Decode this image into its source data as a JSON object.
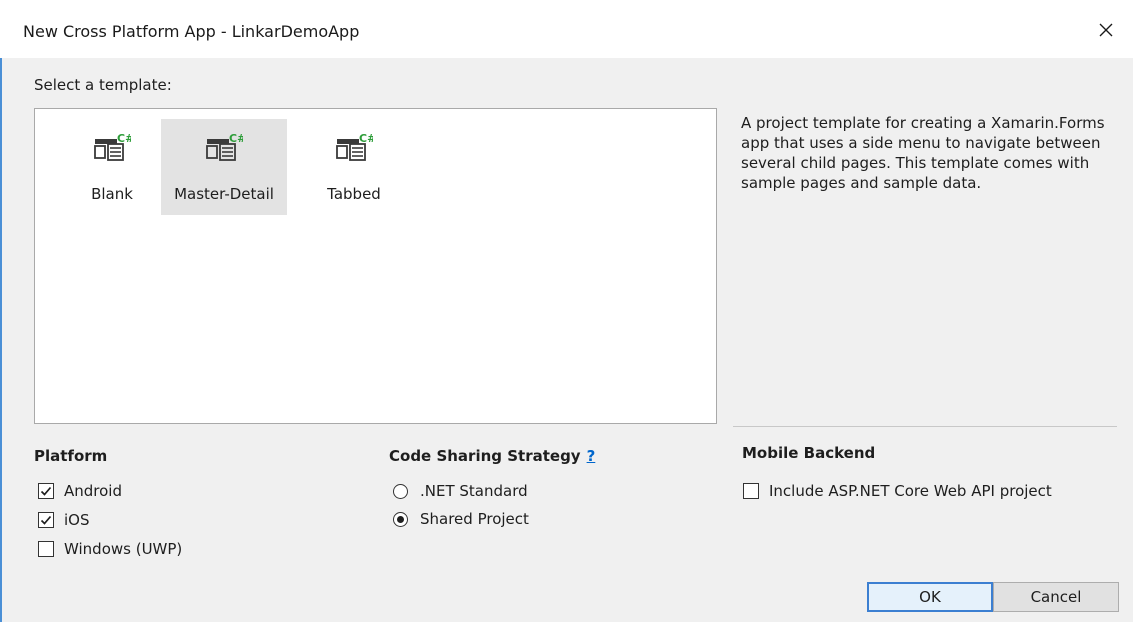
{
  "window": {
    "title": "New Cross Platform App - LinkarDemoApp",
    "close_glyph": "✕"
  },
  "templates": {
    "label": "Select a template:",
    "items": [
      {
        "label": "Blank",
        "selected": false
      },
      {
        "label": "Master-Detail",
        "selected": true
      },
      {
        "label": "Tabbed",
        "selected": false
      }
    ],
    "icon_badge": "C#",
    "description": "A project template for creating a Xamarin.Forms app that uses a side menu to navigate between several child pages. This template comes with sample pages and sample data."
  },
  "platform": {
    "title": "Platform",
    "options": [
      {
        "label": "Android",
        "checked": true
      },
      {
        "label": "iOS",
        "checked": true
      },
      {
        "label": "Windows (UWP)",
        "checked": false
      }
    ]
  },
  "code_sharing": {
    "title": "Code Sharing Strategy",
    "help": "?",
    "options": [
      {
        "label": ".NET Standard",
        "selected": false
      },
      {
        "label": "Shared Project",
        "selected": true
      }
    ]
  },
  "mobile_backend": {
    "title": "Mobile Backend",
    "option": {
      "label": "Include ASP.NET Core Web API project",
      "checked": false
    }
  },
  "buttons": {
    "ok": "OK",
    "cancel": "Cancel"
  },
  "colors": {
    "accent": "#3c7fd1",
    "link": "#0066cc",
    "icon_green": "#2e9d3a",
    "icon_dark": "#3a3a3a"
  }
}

→ WHAT THE TASK REQUIRES
Work out how many lines of the listing above include the word "data". Report only the number.

→ EXPECTED ANSWER
2